Task goal: Repeat the records below exactly, leaving out every picture.

Rows from a dataset
┌────────

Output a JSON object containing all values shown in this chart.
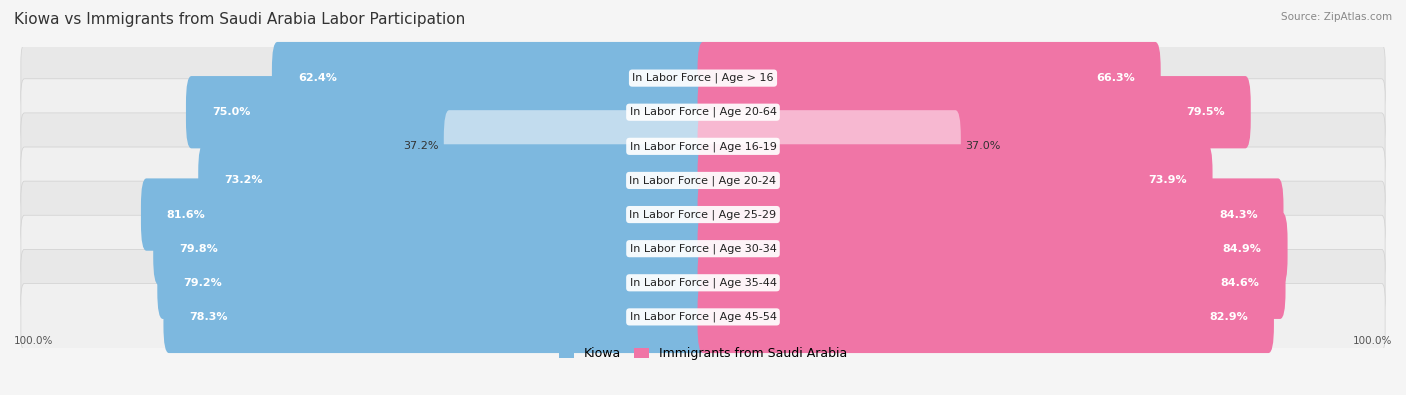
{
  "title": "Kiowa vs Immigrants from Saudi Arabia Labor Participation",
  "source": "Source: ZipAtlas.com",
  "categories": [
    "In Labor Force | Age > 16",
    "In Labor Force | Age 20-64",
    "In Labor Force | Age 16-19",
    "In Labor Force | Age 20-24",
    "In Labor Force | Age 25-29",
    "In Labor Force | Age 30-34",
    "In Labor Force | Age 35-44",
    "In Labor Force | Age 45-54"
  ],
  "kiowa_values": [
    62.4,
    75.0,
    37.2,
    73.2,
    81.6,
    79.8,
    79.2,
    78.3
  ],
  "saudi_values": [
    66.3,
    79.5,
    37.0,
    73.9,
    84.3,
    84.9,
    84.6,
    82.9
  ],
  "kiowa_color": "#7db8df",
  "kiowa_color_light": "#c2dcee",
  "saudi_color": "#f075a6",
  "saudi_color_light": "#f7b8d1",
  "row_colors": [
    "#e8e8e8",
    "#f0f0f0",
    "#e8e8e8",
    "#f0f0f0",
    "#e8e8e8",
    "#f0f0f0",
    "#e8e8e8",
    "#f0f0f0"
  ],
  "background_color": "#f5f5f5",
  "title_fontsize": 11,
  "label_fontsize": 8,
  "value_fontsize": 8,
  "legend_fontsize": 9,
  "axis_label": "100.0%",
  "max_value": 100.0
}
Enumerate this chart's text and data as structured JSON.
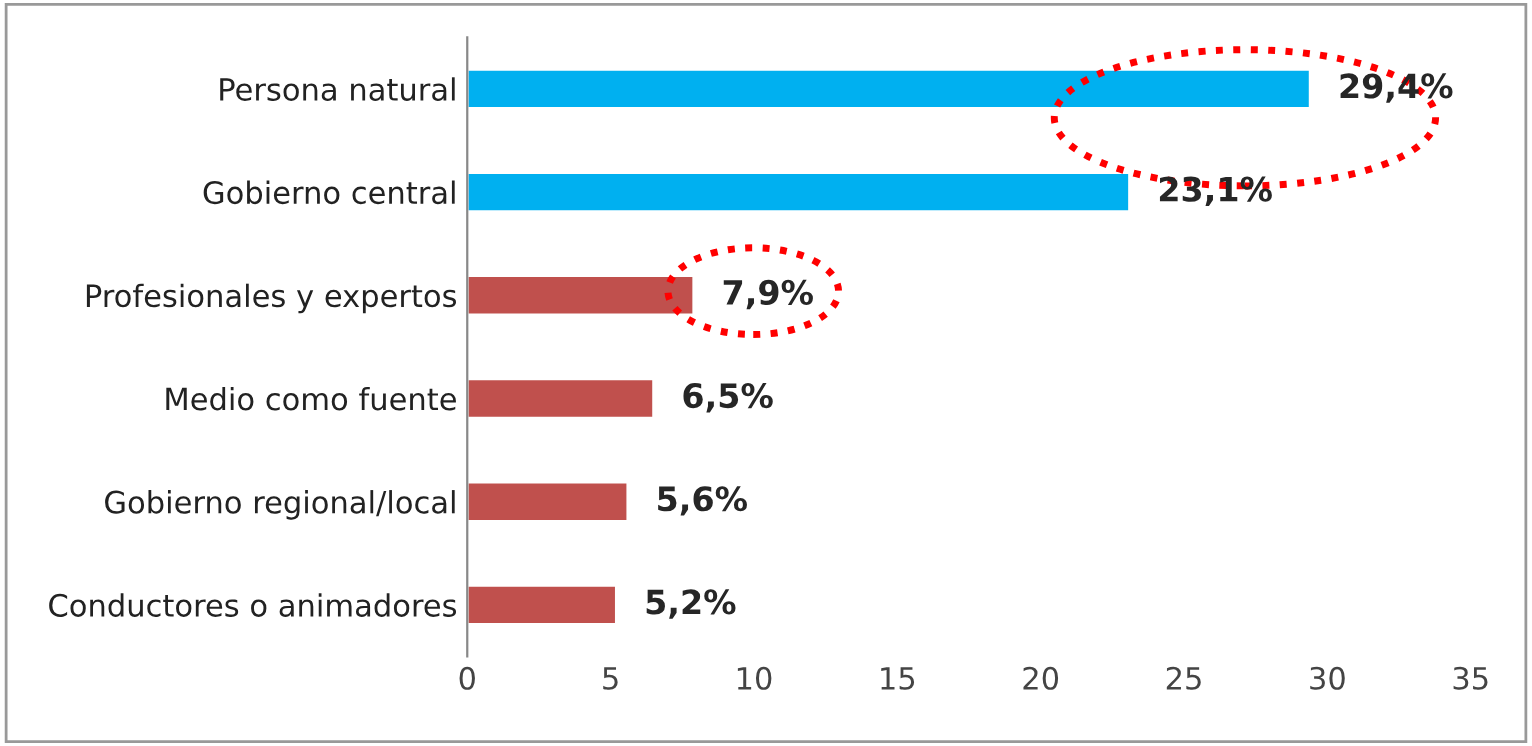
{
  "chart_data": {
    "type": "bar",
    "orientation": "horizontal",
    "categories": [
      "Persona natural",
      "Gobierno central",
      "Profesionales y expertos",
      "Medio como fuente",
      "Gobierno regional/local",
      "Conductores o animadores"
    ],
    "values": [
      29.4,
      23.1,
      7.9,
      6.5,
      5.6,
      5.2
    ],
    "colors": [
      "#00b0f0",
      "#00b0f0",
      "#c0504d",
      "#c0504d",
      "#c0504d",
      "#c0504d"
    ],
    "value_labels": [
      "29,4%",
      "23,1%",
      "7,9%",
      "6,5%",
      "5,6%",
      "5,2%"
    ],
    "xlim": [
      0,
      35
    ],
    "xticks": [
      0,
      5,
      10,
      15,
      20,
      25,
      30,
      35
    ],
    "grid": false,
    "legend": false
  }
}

└────────

Completed exercise:
Output a JSON object containing all values shown in this chart.
{
  "title": "Kiowa vs Immigrants from Saudi Arabia Labor Participation",
  "source": "Source: ZipAtlas.com",
  "categories": [
    "In Labor Force | Age > 16",
    "In Labor Force | Age 20-64",
    "In Labor Force | Age 16-19",
    "In Labor Force | Age 20-24",
    "In Labor Force | Age 25-29",
    "In Labor Force | Age 30-34",
    "In Labor Force | Age 35-44",
    "In Labor Force | Age 45-54"
  ],
  "kiowa_values": [
    62.4,
    75.0,
    37.2,
    73.2,
    81.6,
    79.8,
    79.2,
    78.3
  ],
  "saudi_values": [
    66.3,
    79.5,
    37.0,
    73.9,
    84.3,
    84.9,
    84.6,
    82.9
  ],
  "kiowa_color": "#7db8df",
  "kiowa_color_light": "#c2dcee",
  "saudi_color": "#f075a6",
  "saudi_color_light": "#f7b8d1",
  "row_colors": [
    "#e8e8e8",
    "#f0f0f0",
    "#e8e8e8",
    "#f0f0f0",
    "#e8e8e8",
    "#f0f0f0",
    "#e8e8e8",
    "#f0f0f0"
  ],
  "background_color": "#f5f5f5",
  "title_fontsize": 11,
  "label_fontsize": 8,
  "value_fontsize": 8,
  "legend_fontsize": 9,
  "axis_label": "100.0%",
  "max_value": 100.0
}
Enumerate this chart's text and data as structured JSON.
{
  "chart_data": {
    "type": "bar",
    "orientation": "horizontal",
    "categories": [
      "Persona natural",
      "Gobierno central",
      "Profesionales y expertos",
      "Medio como fuente",
      "Gobierno regional/local",
      "Conductores o animadores"
    ],
    "values": [
      29.4,
      23.1,
      7.9,
      6.5,
      5.6,
      5.2
    ],
    "colors": [
      "#00b0f0",
      "#00b0f0",
      "#c0504d",
      "#c0504d",
      "#c0504d",
      "#c0504d"
    ],
    "value_labels": [
      "29,4%",
      "23,1%",
      "7,9%",
      "6,5%",
      "5,6%",
      "5,2%"
    ],
    "xlim": [
      0,
      35
    ],
    "xticks": [
      0,
      5,
      10,
      15,
      20,
      25,
      30,
      35
    ],
    "grid": false,
    "legend": false
  }
}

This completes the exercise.